Records contained in a dataset:
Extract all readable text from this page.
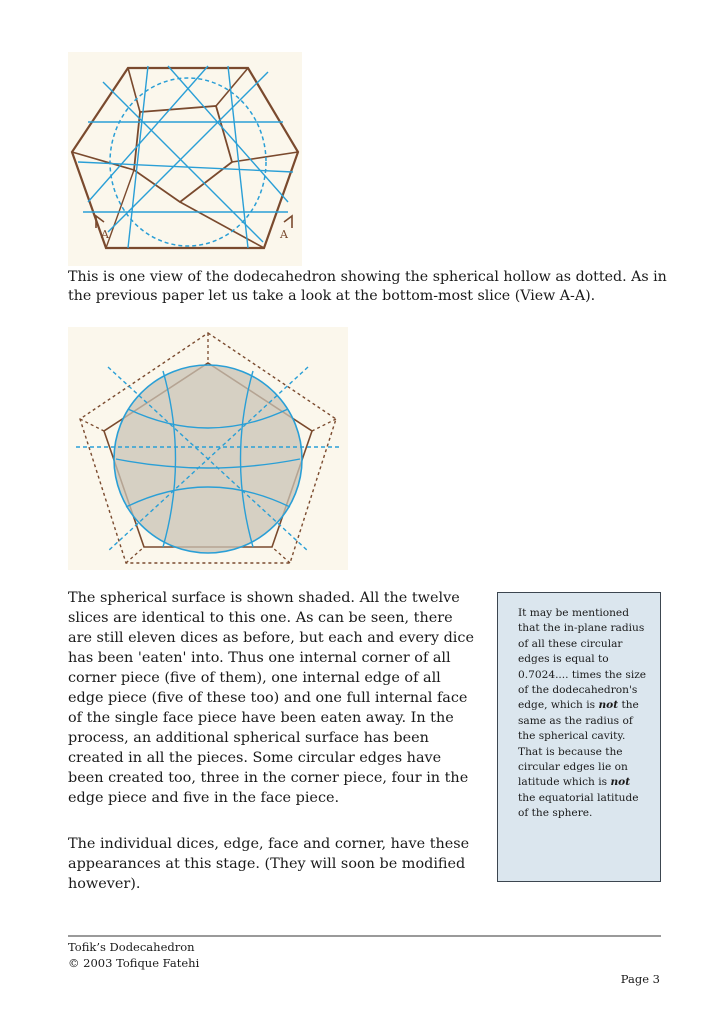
A	A

This is one view of the dodecahedron showing the spherical hollow as dotted. As in the previous paper let us take a look at the bottom-most slice (View A-A).

The spherical surface is shown shaded. All the twelve slices are identical to this one. As can be seen, there are still eleven dices as before, but each and every dice has been 'eaten' into. Thus one internal corner of all corner piece (five of them), one internal edge of all edge piece (five of these too) and one full internal face of the single face piece have been eaten away. In the process, an additional spherical surface has been created in all the pieces. Some circular edges have been created too, three in the corner piece, four in the edge piece and five in the face piece.

The individual dices, edge, face and corner, have these appearances at this stage. (They will soon be modified however).

It may be mentioned that the in-plane radius of all these circular edges is equal to 0.7024.... times the size of the dodecahedron's edge, which is not the same as the radius of the spherical cavity. That is because the circular edges lie on latitude which is not the equatorial latitude of the sphere.
Tofik’s Dodecahedron
© 2003 Tofique Fatehi
Page 3
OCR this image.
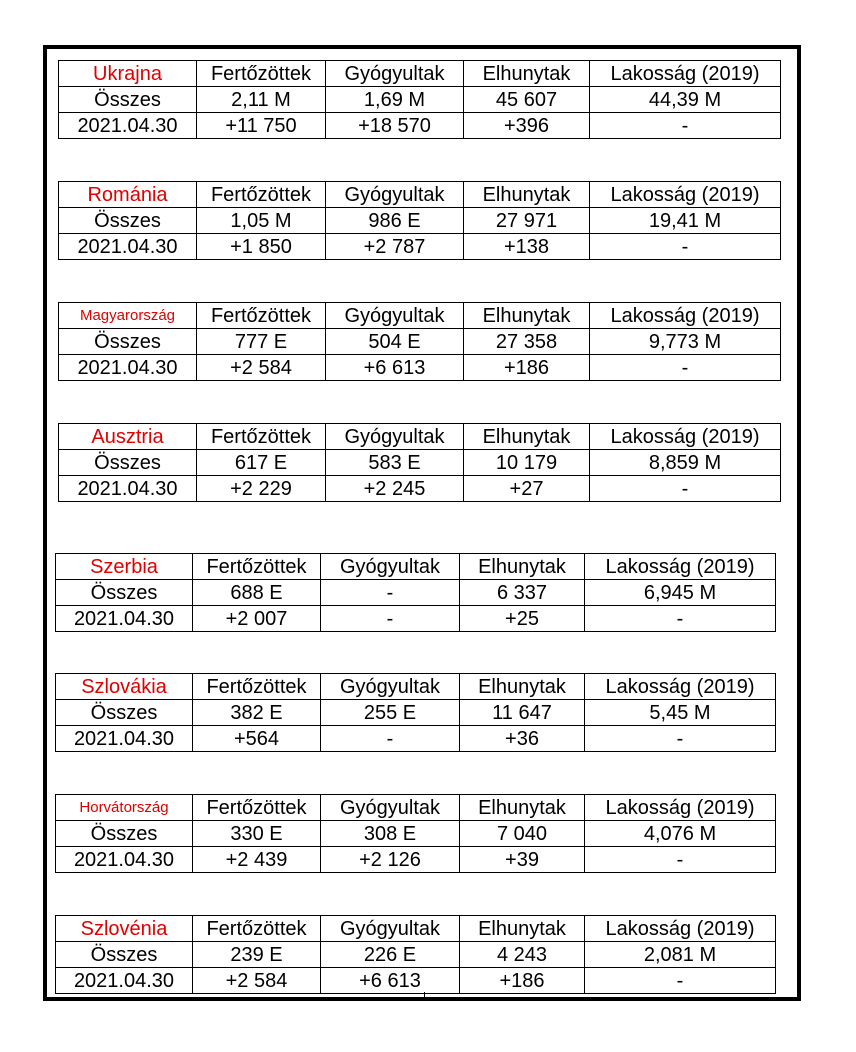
Ukrajna	Fertőzöttek	Gyógyultak	Elhunytak	Lakosság (2019)
Összes	2,11 M	1,69 M	45 607	44,39 M
2021.04.30	+11 750	+18 570	+396	-
Románia	Fertőzöttek	Gyógyultak	Elhunytak	Lakosság (2019)
Összes	1,05 M	986 E	27 971	19,41 M
2021.04.30	+1 850	+2 787	+138	-
Magyarország	Fertőzöttek	Gyógyultak	Elhunytak	Lakosság (2019)
Összes	777 E	504 E	27 358	9,773 M
2021.04.30	+2 584	+6 613	+186	-
Ausztria	Fertőzöttek	Gyógyultak	Elhunytak	Lakosság (2019)
Összes	617 E	583 E	10 179	8,859 M
2021.04.30	+2 229	+2 245	+27	-
Szerbia	Fertőzöttek	Gyógyultak	Elhunytak	Lakosság (2019)
Összes	688 E	-	6 337	6,945 M
2021.04.30	+2 007	-	+25	-
Szlovákia	Fertőzöttek	Gyógyultak	Elhunytak	Lakosság (2019)
Összes	382 E	255 E	11 647	5,45 M
2021.04.30	+564	-	+36	-
Horvátország	Fertőzöttek	Gyógyultak	Elhunytak	Lakosság (2019)
Összes	330 E	308 E	7 040	4,076 M
2021.04.30	+2 439	+2 126	+39	-
Szlovénia	Fertőzöttek	Gyógyultak	Elhunytak	Lakosság (2019)
Összes	239 E	226 E	4 243	2,081 M
2021.04.30	+2 584	+6 613	+186	-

THE TASK
Repeat the records word for word. Any picture in them should be left out.

SOLUTION TO THE EXERCISE
Extract all readable text from this page.
A	A

This is one view of the dodecahedron showing the spherical hollow as dotted. As in the previous paper let us take a look at the bottom-most slice (View A-A).

The spherical surface is shown shaded. All the twelve slices are identical to this one. As can be seen, there are still eleven dices as before, but each and every dice has been 'eaten' into. Thus one internal corner of all corner piece (five of them), one internal edge of all edge piece (five of these too) and one full internal face of the single face piece have been eaten away. In the process, an additional spherical surface has been created in all the pieces. Some circular edges have been created too, three in the corner piece, four in the edge piece and five in the face piece.

The individual dices, edge, face and corner, have these appearances at this stage. (They will soon be modified however).

It may be mentioned that the in-plane radius of all these circular edges is equal to 0.7024.... times the size of the dodecahedron's edge, which is not the same as the radius of the spherical cavity. That is because the circular edges lie on latitude which is not the equatorial latitude of the sphere.
Tofik’s Dodecahedron
© 2003 Tofique Fatehi
Page 3
OCR this image.
Ukrajna	Fertőzöttek	Gyógyultak	Elhunytak	Lakosság (2019)
Összes	2,11 M	1,69 M	45 607	44,39 M
2021.04.30	+11 750	+18 570	+396	-
Románia	Fertőzöttek	Gyógyultak	Elhunytak	Lakosság (2019)
Összes	1,05 M	986 E	27 971	19,41 M
2021.04.30	+1 850	+2 787	+138	-
Magyarország	Fertőzöttek	Gyógyultak	Elhunytak	Lakosság (2019)
Összes	777 E	504 E	27 358	9,773 M
2021.04.30	+2 584	+6 613	+186	-
Ausztria	Fertőzöttek	Gyógyultak	Elhunytak	Lakosság (2019)
Összes	617 E	583 E	10 179	8,859 M
2021.04.30	+2 229	+2 245	+27	-
Szerbia	Fertőzöttek	Gyógyultak	Elhunytak	Lakosság (2019)
Összes	688 E	-	6 337	6,945 M
2021.04.30	+2 007	-	+25	-
Szlovákia	Fertőzöttek	Gyógyultak	Elhunytak	Lakosság (2019)
Összes	382 E	255 E	11 647	5,45 M
2021.04.30	+564	-	+36	-
Horvátország	Fertőzöttek	Gyógyultak	Elhunytak	Lakosság (2019)
Összes	330 E	308 E	7 040	4,076 M
2021.04.30	+2 439	+2 126	+39	-
Szlovénia	Fertőzöttek	Gyógyultak	Elhunytak	Lakosság (2019)
Összes	239 E	226 E	4 243	2,081 M
2021.04.30	+2 584	+6 613	+186	-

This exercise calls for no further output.